» What to work on: Count every line in the data below where "Vista" occurs, then state that number and nothing more.

» Items:

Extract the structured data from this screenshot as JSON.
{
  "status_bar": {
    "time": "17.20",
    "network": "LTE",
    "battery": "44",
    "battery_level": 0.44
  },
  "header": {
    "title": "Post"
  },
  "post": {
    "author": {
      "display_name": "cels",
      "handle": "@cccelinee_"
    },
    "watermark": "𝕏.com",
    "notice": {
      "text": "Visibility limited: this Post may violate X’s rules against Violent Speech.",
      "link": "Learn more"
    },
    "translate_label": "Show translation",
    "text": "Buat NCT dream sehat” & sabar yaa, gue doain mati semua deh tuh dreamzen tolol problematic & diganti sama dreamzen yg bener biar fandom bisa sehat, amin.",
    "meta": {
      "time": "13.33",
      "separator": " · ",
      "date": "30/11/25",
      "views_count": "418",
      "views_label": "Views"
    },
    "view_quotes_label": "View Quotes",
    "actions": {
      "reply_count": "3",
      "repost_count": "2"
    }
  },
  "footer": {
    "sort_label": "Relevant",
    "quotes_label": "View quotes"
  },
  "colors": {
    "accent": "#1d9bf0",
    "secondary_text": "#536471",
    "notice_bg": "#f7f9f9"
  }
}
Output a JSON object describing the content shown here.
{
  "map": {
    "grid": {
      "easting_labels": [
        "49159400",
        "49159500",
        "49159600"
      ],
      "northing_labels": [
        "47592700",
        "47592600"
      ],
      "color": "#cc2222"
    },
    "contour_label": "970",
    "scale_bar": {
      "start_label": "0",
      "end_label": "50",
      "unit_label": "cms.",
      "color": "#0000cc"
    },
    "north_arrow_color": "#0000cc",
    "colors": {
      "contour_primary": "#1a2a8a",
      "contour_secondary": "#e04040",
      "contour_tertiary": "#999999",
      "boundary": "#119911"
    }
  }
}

* * *

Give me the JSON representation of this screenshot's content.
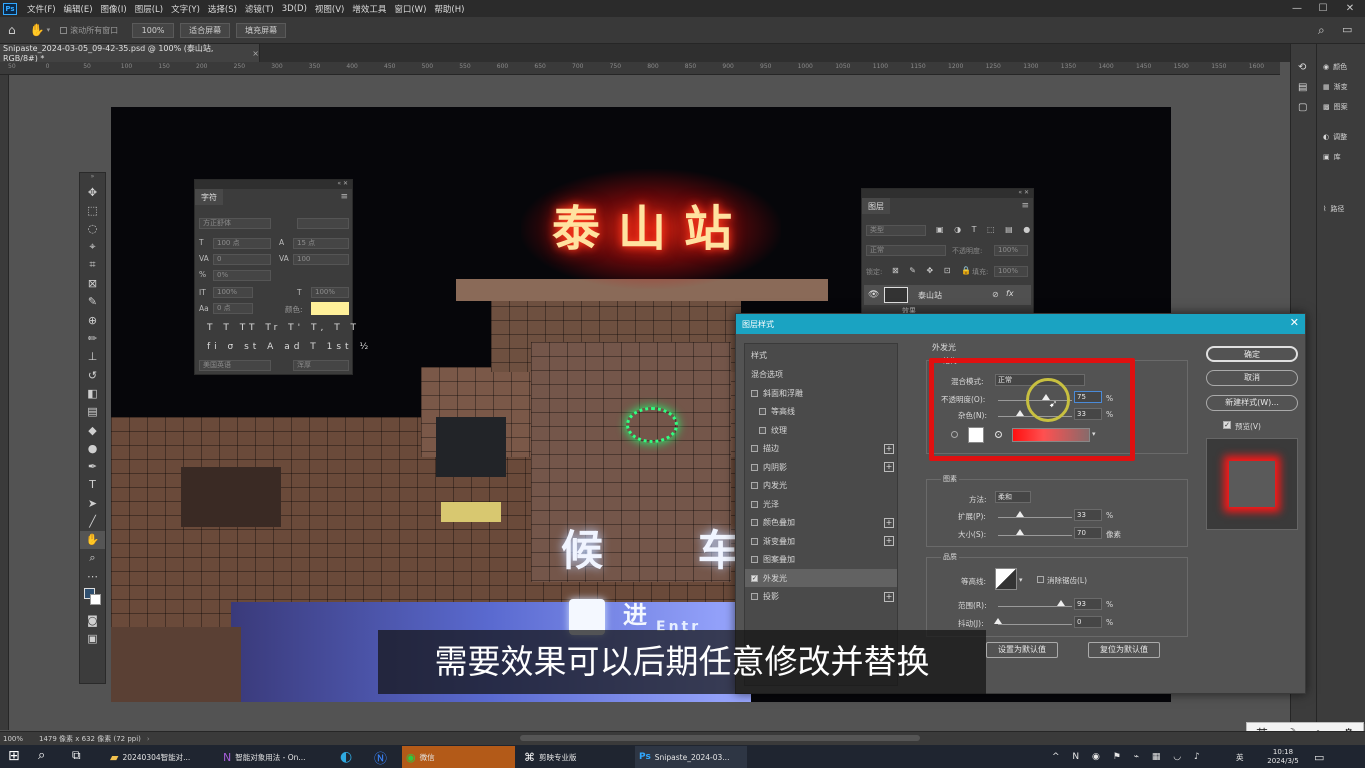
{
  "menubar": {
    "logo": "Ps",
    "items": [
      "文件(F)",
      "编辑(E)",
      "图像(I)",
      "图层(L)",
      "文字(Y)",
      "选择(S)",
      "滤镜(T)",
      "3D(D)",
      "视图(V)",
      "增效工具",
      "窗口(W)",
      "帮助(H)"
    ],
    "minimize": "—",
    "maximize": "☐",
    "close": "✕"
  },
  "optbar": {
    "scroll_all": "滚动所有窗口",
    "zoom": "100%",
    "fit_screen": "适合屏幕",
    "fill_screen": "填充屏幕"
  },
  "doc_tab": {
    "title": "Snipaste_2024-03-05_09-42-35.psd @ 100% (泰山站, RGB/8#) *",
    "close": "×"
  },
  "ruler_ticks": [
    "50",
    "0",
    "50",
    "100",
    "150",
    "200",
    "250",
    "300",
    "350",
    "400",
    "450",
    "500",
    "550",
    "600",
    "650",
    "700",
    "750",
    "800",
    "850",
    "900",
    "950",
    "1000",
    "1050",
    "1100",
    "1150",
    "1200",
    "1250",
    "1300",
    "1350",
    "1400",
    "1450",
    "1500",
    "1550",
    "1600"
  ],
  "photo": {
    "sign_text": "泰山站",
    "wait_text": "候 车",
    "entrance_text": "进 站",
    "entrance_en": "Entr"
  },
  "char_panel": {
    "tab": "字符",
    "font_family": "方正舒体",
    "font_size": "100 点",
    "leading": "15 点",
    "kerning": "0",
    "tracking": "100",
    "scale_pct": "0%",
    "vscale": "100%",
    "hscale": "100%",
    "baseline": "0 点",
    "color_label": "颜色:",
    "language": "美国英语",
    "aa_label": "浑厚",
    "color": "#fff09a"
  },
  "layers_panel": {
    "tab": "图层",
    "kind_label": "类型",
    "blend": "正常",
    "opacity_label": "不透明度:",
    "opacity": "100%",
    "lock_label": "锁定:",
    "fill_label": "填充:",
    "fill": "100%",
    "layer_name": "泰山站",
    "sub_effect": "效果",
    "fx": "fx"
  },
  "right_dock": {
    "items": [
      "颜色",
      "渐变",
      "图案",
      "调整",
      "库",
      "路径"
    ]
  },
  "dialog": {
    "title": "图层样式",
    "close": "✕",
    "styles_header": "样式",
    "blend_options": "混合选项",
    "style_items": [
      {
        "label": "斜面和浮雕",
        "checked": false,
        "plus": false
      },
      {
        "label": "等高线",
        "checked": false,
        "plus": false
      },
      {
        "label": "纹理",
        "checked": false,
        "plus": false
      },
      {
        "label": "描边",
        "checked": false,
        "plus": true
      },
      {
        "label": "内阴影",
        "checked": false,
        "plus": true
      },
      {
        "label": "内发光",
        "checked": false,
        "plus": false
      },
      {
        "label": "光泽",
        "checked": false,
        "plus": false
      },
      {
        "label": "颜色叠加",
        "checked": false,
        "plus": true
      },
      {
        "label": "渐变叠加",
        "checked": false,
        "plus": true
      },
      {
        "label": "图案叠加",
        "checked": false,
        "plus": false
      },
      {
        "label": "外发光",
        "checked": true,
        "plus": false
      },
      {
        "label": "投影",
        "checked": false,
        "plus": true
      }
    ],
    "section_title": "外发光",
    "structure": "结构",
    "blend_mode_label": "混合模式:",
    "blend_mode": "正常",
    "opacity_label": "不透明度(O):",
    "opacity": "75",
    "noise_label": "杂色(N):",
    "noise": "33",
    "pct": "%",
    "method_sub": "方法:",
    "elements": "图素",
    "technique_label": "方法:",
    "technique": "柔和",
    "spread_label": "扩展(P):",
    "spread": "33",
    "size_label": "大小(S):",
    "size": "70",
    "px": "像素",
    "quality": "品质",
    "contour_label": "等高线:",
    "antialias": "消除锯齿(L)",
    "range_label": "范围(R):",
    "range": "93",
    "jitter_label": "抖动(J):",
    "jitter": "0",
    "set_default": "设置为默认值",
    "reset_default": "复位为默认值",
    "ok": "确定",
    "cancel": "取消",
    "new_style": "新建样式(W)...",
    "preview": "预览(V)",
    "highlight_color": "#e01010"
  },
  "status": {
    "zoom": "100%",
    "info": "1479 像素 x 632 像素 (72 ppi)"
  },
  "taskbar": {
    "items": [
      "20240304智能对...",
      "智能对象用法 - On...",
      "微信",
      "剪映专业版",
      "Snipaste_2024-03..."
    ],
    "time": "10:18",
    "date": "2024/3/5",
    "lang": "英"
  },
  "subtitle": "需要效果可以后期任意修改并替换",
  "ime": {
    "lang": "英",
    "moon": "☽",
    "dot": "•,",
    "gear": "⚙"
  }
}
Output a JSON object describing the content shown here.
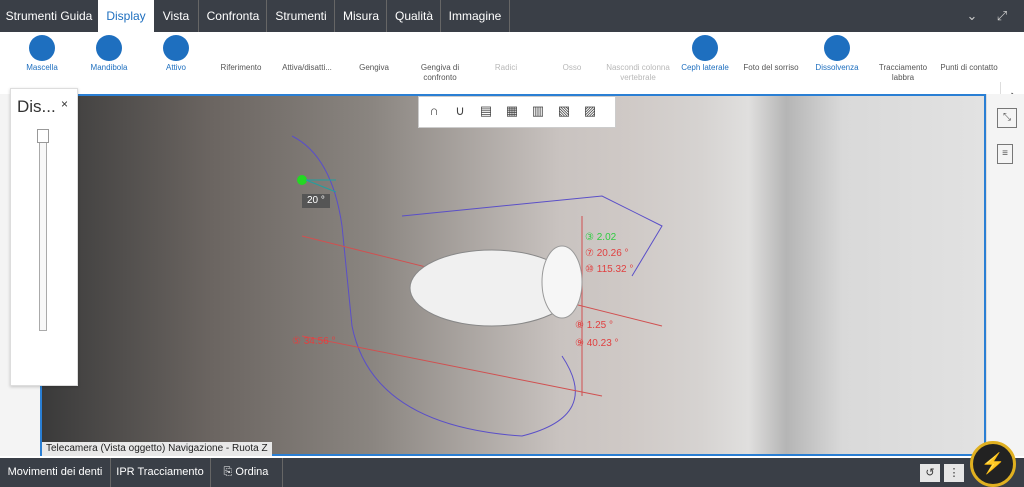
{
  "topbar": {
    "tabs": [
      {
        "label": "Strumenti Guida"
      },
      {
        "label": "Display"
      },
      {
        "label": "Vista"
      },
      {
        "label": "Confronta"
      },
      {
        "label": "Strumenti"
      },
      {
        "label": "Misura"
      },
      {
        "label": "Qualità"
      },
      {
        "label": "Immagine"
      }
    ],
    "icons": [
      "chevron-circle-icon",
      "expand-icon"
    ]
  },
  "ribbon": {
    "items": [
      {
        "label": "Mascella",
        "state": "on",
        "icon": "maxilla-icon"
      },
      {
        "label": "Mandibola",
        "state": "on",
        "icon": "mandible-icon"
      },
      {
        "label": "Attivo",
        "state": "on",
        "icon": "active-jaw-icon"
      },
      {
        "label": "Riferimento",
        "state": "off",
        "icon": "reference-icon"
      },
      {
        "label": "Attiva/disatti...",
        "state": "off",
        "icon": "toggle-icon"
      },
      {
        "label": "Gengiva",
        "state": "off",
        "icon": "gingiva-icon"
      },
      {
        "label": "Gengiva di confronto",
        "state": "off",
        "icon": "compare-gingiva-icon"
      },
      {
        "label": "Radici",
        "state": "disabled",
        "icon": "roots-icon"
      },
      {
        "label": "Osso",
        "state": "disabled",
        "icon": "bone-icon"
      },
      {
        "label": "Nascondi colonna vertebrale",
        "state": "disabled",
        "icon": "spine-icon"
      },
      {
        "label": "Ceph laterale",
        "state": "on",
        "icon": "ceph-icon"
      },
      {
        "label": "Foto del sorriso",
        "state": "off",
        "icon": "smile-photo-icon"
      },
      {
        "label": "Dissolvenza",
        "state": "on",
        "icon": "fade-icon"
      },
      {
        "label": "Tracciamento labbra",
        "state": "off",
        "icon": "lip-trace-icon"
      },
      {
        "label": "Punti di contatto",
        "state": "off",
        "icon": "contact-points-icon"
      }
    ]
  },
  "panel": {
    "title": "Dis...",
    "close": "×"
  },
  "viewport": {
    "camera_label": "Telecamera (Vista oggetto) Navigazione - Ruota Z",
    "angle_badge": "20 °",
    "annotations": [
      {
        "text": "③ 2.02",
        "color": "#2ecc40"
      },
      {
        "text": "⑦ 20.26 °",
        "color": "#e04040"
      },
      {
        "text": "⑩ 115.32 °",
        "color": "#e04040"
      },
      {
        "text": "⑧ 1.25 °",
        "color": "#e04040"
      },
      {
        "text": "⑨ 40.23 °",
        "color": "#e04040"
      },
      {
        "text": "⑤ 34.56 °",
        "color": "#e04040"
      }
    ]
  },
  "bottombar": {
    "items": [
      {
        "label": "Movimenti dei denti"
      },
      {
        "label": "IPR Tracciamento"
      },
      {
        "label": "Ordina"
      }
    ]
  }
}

» Output: 2